- **OBJECTIVE**: Gather from the listing below each line that includes the word "Employment", and copy it.
*-*-*
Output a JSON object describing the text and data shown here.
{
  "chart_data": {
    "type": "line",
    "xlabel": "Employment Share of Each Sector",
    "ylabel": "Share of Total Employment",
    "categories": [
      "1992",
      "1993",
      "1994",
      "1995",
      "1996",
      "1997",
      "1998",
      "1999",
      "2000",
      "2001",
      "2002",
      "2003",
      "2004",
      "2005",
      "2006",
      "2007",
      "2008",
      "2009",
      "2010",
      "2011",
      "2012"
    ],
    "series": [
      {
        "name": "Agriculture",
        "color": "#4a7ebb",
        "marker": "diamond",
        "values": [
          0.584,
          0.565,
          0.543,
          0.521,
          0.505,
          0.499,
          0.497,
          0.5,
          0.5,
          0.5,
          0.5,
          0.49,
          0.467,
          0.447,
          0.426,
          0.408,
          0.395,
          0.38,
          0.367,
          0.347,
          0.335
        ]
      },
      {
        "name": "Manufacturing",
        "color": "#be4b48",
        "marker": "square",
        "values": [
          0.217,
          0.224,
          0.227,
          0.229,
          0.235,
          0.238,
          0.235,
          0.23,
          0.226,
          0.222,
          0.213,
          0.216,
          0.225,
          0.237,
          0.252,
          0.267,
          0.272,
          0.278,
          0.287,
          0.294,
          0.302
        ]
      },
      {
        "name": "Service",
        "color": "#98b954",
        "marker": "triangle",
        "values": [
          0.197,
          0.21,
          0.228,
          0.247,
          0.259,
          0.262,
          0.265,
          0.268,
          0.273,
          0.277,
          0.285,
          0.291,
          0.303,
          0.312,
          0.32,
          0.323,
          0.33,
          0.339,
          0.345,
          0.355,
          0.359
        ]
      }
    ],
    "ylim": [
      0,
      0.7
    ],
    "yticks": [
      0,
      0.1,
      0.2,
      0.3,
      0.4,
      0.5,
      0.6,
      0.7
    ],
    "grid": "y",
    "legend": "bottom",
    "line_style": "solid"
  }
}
*-*-*
- **FULL OUTPUT**:
    "xlabel": "Employment Share of Each Sector",
    "ylabel": "Share of Total Employment",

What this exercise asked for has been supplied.